— START Material for this task —
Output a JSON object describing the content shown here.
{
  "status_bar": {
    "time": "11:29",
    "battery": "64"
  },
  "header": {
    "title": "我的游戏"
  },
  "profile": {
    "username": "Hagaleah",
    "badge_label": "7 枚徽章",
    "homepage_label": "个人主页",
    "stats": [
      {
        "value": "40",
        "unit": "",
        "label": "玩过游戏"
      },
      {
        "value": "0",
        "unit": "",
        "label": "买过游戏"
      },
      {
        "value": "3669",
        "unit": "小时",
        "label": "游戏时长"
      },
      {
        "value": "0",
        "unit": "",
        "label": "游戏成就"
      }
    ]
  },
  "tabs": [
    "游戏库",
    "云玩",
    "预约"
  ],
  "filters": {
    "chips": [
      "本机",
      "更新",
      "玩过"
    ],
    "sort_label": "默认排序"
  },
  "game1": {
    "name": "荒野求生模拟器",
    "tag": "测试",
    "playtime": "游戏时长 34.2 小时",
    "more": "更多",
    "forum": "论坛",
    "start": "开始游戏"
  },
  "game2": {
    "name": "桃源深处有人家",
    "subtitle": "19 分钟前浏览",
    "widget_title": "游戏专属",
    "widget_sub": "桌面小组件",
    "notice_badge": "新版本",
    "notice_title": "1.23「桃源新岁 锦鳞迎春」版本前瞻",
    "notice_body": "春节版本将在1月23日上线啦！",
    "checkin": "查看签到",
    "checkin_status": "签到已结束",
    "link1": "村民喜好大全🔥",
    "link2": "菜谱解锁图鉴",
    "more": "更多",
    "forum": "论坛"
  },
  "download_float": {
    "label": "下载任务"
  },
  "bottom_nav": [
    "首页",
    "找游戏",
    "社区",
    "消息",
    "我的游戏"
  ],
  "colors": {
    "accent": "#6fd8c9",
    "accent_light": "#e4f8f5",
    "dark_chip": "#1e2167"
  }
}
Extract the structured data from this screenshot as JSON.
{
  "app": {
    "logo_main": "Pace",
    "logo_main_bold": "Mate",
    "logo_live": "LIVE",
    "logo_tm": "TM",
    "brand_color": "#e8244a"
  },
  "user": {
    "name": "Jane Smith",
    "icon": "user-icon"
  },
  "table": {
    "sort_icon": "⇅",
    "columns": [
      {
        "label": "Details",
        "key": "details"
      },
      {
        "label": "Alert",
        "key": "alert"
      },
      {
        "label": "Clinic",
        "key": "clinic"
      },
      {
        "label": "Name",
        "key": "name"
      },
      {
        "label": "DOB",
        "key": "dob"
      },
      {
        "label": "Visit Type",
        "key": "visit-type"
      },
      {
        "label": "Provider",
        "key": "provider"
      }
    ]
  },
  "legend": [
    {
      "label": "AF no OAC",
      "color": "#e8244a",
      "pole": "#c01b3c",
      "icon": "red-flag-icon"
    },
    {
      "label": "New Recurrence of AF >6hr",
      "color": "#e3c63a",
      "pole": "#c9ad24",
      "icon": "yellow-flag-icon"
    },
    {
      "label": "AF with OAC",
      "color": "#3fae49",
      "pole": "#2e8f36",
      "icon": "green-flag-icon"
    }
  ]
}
— END Material for this task —
#### The exercise
Repeat back the data above, exact to the last character.

#### The output
Output a JSON object describing the content shown here.
{
  "status_bar": {
    "time": "11:29",
    "battery": "64"
  },
  "header": {
    "title": "我的游戏"
  },
  "profile": {
    "username": "Hagaleah",
    "badge_label": "7 枚徽章",
    "homepage_label": "个人主页",
    "stats": [
      {
        "value": "40",
        "unit": "",
        "label": "玩过游戏"
      },
      {
        "value": "0",
        "unit": "",
        "label": "买过游戏"
      },
      {
        "value": "3669",
        "unit": "小时",
        "label": "游戏时长"
      },
      {
        "value": "0",
        "unit": "",
        "label": "游戏成就"
      }
    ]
  },
  "tabs": [
    "游戏库",
    "云玩",
    "预约"
  ],
  "filters": {
    "chips": [
      "本机",
      "更新",
      "玩过"
    ],
    "sort_label": "默认排序"
  },
  "game1": {
    "name": "荒野求生模拟器",
    "tag": "测试",
    "playtime": "游戏时长 34.2 小时",
    "more": "更多",
    "forum": "论坛",
    "start": "开始游戏"
  },
  "game2": {
    "name": "桃源深处有人家",
    "subtitle": "19 分钟前浏览",
    "widget_title": "游戏专属",
    "widget_sub": "桌面小组件",
    "notice_badge": "新版本",
    "notice_title": "1.23「桃源新岁 锦鳞迎春」版本前瞻",
    "notice_body": "春节版本将在1月23日上线啦！",
    "checkin": "查看签到",
    "checkin_status": "签到已结束",
    "link1": "村民喜好大全🔥",
    "link2": "菜谱解锁图鉴",
    "more": "更多",
    "forum": "论坛"
  },
  "download_float": {
    "label": "下载任务"
  },
  "bottom_nav": [
    "首页",
    "找游戏",
    "社区",
    "消息",
    "我的游戏"
  ],
  "colors": {
    "accent": "#6fd8c9",
    "accent_light": "#e4f8f5",
    "dark_chip": "#1e2167"
  }
}
Extract the structured data from this screenshot as JSON.
{
  "app": {
    "logo_main": "Pace",
    "logo_main_bold": "Mate",
    "logo_live": "LIVE",
    "logo_tm": "TM",
    "brand_color": "#e8244a"
  },
  "user": {
    "name": "Jane Smith",
    "icon": "user-icon"
  },
  "table": {
    "sort_icon": "⇅",
    "columns": [
      {
        "label": "Details",
        "key": "details"
      },
      {
        "label": "Alert",
        "key": "alert"
      },
      {
        "label": "Clinic",
        "key": "clinic"
      },
      {
        "label": "Name",
        "key": "name"
      },
      {
        "label": "DOB",
        "key": "dob"
      },
      {
        "label": "Visit Type",
        "key": "visit-type"
      },
      {
        "label": "Provider",
        "key": "provider"
      }
    ]
  },
  "legend": [
    {
      "label": "AF no OAC",
      "color": "#e8244a",
      "pole": "#c01b3c",
      "icon": "red-flag-icon"
    },
    {
      "label": "New Recurrence of AF >6hr",
      "color": "#e3c63a",
      "pole": "#c9ad24",
      "icon": "yellow-flag-icon"
    },
    {
      "label": "AF with OAC",
      "color": "#3fae49",
      "pole": "#2e8f36",
      "icon": "green-flag-icon"
    }
  ]
}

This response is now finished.